### SHORT PROBLEM
Provide only the number of lines where "annotation" occurs.

# start of MATERIAL PROVIDED

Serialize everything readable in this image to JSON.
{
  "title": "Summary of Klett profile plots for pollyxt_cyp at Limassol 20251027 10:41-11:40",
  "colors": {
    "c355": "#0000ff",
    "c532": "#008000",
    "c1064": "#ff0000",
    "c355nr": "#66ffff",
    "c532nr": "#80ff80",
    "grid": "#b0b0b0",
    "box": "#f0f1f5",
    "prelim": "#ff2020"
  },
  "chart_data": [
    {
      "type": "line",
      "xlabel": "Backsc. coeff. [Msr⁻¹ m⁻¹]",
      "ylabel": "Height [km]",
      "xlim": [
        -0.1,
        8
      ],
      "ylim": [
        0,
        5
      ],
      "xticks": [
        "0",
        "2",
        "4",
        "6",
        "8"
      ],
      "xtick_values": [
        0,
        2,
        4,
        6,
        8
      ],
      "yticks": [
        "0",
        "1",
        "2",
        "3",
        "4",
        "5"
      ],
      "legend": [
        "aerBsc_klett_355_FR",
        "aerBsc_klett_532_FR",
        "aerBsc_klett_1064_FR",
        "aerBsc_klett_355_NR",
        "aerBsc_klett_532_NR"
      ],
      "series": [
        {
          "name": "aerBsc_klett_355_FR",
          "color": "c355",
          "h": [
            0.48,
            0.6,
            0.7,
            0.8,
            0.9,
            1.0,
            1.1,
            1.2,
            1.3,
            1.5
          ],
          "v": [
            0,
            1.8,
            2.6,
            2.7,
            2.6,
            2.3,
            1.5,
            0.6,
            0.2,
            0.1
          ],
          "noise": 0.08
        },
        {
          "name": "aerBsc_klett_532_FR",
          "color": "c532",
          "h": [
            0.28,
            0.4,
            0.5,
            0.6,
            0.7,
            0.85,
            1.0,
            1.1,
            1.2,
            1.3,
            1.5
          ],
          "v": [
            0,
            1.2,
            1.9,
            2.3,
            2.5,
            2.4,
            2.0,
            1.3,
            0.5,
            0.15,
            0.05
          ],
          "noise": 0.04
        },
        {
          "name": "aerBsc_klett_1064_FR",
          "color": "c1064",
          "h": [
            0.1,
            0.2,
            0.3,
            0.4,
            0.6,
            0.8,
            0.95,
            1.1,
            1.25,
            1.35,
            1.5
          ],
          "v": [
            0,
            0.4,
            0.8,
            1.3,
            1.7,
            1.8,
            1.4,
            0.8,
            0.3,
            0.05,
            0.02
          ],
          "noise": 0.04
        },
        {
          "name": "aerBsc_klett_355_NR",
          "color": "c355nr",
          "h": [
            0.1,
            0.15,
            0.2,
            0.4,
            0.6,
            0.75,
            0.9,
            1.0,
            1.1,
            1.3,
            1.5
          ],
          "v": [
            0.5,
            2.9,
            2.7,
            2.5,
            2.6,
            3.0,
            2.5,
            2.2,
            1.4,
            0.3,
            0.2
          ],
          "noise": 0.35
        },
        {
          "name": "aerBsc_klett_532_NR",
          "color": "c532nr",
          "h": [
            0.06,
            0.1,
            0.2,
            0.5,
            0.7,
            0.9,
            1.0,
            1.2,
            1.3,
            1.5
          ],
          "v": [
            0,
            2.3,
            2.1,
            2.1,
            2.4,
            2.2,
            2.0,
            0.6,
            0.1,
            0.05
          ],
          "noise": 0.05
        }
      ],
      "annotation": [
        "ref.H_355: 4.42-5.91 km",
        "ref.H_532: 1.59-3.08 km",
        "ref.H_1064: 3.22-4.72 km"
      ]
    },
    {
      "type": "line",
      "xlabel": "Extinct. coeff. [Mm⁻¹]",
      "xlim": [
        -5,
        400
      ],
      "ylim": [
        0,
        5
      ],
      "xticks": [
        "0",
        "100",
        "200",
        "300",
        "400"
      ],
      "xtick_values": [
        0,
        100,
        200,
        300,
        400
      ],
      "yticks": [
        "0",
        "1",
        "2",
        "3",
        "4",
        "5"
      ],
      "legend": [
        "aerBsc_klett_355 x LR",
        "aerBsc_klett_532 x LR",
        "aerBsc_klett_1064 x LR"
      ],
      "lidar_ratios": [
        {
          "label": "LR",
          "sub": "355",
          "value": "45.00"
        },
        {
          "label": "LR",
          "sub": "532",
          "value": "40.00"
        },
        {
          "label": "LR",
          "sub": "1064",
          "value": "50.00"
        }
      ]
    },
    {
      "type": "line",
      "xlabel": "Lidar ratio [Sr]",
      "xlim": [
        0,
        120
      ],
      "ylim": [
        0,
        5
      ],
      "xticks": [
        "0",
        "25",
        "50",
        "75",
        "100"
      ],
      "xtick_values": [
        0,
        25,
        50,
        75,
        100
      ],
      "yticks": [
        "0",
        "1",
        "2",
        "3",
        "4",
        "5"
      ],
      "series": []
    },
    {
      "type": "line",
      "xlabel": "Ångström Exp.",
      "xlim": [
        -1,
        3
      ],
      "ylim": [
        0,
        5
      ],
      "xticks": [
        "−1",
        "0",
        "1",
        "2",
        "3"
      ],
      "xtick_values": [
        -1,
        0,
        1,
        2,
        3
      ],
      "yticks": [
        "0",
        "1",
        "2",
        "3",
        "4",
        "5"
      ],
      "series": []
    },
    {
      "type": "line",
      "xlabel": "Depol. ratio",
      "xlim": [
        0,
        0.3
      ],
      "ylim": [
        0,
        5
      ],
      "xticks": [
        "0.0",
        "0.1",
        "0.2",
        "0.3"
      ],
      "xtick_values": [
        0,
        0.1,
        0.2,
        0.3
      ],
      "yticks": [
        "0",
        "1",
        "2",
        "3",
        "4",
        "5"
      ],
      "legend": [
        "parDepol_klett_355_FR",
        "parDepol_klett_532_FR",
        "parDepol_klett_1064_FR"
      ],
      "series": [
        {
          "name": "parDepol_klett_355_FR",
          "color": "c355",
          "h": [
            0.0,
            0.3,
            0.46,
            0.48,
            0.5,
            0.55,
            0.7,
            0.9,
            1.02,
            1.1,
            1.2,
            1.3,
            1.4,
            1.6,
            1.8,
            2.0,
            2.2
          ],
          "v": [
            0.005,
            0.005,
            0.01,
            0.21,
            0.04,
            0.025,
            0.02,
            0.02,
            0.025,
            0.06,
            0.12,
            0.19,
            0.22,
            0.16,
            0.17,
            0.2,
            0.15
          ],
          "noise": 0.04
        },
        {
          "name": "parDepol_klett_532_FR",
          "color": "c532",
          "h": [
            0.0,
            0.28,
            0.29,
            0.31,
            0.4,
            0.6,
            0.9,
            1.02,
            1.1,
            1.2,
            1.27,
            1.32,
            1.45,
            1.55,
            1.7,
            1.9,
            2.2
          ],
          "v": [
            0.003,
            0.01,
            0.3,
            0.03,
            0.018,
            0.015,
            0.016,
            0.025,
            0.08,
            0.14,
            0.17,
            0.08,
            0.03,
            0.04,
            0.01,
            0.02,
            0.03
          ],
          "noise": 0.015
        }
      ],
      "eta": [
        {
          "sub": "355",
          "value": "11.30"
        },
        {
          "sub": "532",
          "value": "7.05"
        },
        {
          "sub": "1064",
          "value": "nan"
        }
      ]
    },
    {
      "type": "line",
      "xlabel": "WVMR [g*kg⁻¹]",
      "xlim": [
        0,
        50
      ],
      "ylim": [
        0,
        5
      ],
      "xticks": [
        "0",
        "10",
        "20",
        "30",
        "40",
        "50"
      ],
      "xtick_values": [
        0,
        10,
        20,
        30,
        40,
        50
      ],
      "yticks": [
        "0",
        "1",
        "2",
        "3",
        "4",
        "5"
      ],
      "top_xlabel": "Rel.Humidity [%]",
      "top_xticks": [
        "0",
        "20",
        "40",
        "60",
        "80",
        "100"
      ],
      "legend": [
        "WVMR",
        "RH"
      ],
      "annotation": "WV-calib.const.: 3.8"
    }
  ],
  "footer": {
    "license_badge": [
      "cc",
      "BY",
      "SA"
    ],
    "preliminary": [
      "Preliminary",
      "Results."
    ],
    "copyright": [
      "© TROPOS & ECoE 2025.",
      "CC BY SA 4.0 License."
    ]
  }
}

# end of MATERIAL PROVIDED

### EXERCISE OUTPUT
2